## Problem to work on
Transcribe all the records exactly and omit any images they hold.

--- Start Data records ---

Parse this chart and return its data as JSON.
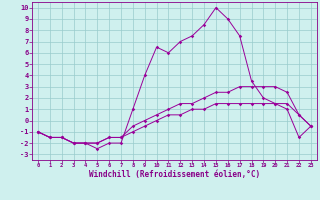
{
  "xlabel": "Windchill (Refroidissement éolien,°C)",
  "line_color": "#990099",
  "bg_color": "#cff0ee",
  "grid_color": "#99cccc",
  "xlim": [
    -0.5,
    23.5
  ],
  "ylim": [
    -3.5,
    10.5
  ],
  "xticks": [
    0,
    1,
    2,
    3,
    4,
    5,
    6,
    7,
    8,
    9,
    10,
    11,
    12,
    13,
    14,
    15,
    16,
    17,
    18,
    19,
    20,
    21,
    22,
    23
  ],
  "yticks": [
    -3,
    -2,
    -1,
    0,
    1,
    2,
    3,
    4,
    5,
    6,
    7,
    8,
    9,
    10
  ],
  "line1_x": [
    0,
    1,
    2,
    3,
    4,
    5,
    6,
    7,
    8,
    9,
    10,
    11,
    12,
    13,
    14,
    15,
    16,
    17,
    18,
    19,
    20,
    21,
    22,
    23
  ],
  "line1_y": [
    -1,
    -1.5,
    -1.5,
    -2,
    -2,
    -2.5,
    -2,
    -2,
    1,
    4,
    6.5,
    6,
    7,
    7.5,
    8.5,
    10,
    9,
    7.5,
    3.5,
    2,
    1.5,
    1,
    -1.5,
    -0.5
  ],
  "line2_x": [
    0,
    1,
    2,
    3,
    4,
    5,
    6,
    7,
    8,
    9,
    10,
    11,
    12,
    13,
    14,
    15,
    16,
    17,
    18,
    19,
    20,
    21,
    22,
    23
  ],
  "line2_y": [
    -1,
    -1.5,
    -1.5,
    -2,
    -2,
    -2,
    -1.5,
    -1.5,
    -0.5,
    0,
    0.5,
    1,
    1.5,
    1.5,
    2,
    2.5,
    2.5,
    3,
    3,
    3,
    3,
    2.5,
    0.5,
    -0.5
  ],
  "line3_x": [
    0,
    1,
    2,
    3,
    4,
    5,
    6,
    7,
    8,
    9,
    10,
    11,
    12,
    13,
    14,
    15,
    16,
    17,
    18,
    19,
    20,
    21,
    22,
    23
  ],
  "line3_y": [
    -1,
    -1.5,
    -1.5,
    -2,
    -2,
    -2,
    -1.5,
    -1.5,
    -1,
    -0.5,
    0,
    0.5,
    0.5,
    1,
    1,
    1.5,
    1.5,
    1.5,
    1.5,
    1.5,
    1.5,
    1.5,
    0.5,
    -0.5
  ]
}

--- End Data records ---

## Full response
Parse this chart and return its data as JSON.
{
  "xlabel": "Windchill (Refroidissement éolien,°C)",
  "line_color": "#990099",
  "bg_color": "#cff0ee",
  "grid_color": "#99cccc",
  "xlim": [
    -0.5,
    23.5
  ],
  "ylim": [
    -3.5,
    10.5
  ],
  "xticks": [
    0,
    1,
    2,
    3,
    4,
    5,
    6,
    7,
    8,
    9,
    10,
    11,
    12,
    13,
    14,
    15,
    16,
    17,
    18,
    19,
    20,
    21,
    22,
    23
  ],
  "yticks": [
    -3,
    -2,
    -1,
    0,
    1,
    2,
    3,
    4,
    5,
    6,
    7,
    8,
    9,
    10
  ],
  "line1_x": [
    0,
    1,
    2,
    3,
    4,
    5,
    6,
    7,
    8,
    9,
    10,
    11,
    12,
    13,
    14,
    15,
    16,
    17,
    18,
    19,
    20,
    21,
    22,
    23
  ],
  "line1_y": [
    -1,
    -1.5,
    -1.5,
    -2,
    -2,
    -2.5,
    -2,
    -2,
    1,
    4,
    6.5,
    6,
    7,
    7.5,
    8.5,
    10,
    9,
    7.5,
    3.5,
    2,
    1.5,
    1,
    -1.5,
    -0.5
  ],
  "line2_x": [
    0,
    1,
    2,
    3,
    4,
    5,
    6,
    7,
    8,
    9,
    10,
    11,
    12,
    13,
    14,
    15,
    16,
    17,
    18,
    19,
    20,
    21,
    22,
    23
  ],
  "line2_y": [
    -1,
    -1.5,
    -1.5,
    -2,
    -2,
    -2,
    -1.5,
    -1.5,
    -0.5,
    0,
    0.5,
    1,
    1.5,
    1.5,
    2,
    2.5,
    2.5,
    3,
    3,
    3,
    3,
    2.5,
    0.5,
    -0.5
  ],
  "line3_x": [
    0,
    1,
    2,
    3,
    4,
    5,
    6,
    7,
    8,
    9,
    10,
    11,
    12,
    13,
    14,
    15,
    16,
    17,
    18,
    19,
    20,
    21,
    22,
    23
  ],
  "line3_y": [
    -1,
    -1.5,
    -1.5,
    -2,
    -2,
    -2,
    -1.5,
    -1.5,
    -1,
    -0.5,
    0,
    0.5,
    0.5,
    1,
    1,
    1.5,
    1.5,
    1.5,
    1.5,
    1.5,
    1.5,
    1.5,
    0.5,
    -0.5
  ]
}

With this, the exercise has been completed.